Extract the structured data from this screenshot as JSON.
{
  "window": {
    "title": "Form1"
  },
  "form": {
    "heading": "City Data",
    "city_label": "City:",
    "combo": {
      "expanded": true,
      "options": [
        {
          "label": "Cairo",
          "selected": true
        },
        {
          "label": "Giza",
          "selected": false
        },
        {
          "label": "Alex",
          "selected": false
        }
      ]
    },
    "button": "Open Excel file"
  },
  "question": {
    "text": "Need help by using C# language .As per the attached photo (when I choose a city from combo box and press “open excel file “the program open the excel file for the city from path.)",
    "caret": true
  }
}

•••

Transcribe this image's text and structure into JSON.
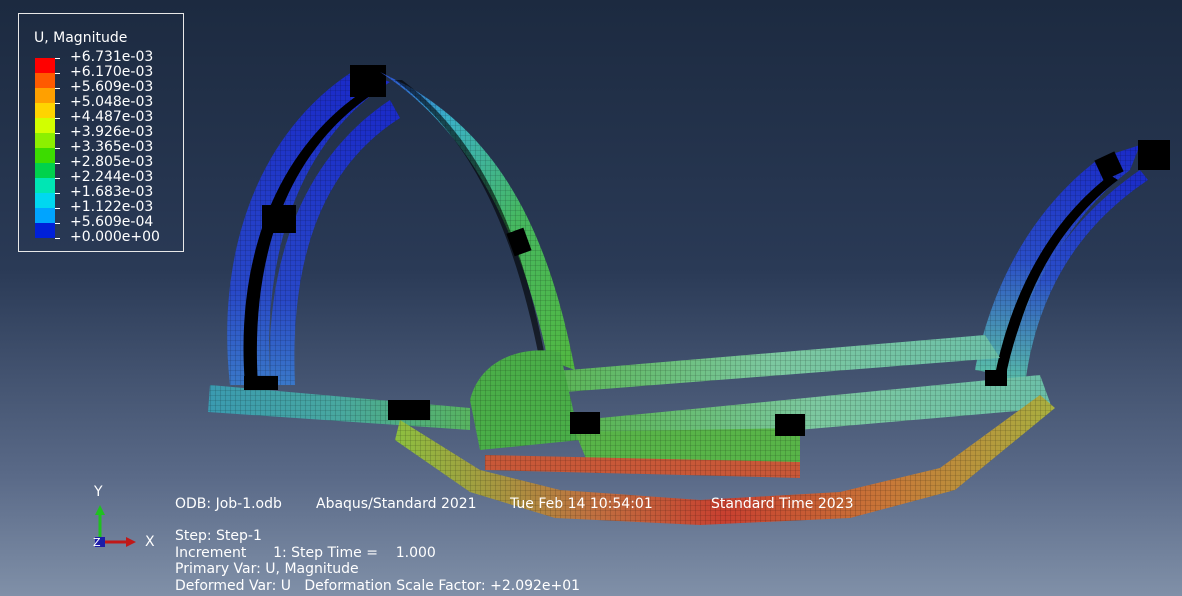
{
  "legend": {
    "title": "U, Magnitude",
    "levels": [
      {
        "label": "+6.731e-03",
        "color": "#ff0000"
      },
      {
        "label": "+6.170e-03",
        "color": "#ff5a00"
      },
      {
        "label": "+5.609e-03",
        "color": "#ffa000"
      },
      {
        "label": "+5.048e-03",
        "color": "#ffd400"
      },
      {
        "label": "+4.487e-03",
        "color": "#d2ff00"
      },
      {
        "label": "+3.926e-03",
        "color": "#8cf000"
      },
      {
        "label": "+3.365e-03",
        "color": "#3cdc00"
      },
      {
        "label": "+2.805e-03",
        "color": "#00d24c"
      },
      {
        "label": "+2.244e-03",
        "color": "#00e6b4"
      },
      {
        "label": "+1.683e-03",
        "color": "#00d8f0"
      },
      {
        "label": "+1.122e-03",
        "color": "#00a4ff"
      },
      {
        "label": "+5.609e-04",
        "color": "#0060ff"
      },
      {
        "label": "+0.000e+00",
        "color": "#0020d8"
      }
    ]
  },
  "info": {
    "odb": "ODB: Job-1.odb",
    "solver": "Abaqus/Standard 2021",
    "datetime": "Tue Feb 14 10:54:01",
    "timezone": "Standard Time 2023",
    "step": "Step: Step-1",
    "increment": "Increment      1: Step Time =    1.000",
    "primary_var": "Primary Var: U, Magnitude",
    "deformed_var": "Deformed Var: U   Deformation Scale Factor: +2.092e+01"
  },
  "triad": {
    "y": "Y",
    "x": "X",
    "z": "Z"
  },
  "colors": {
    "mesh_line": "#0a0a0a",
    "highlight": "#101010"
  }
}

•••

» **INSTRUCTIONS FOR THE TASK**:
From the records above, pull out every line containing the word "true".

» **FINAL RESULT**:
      "expanded": true,
          "selected": true
    "caret": true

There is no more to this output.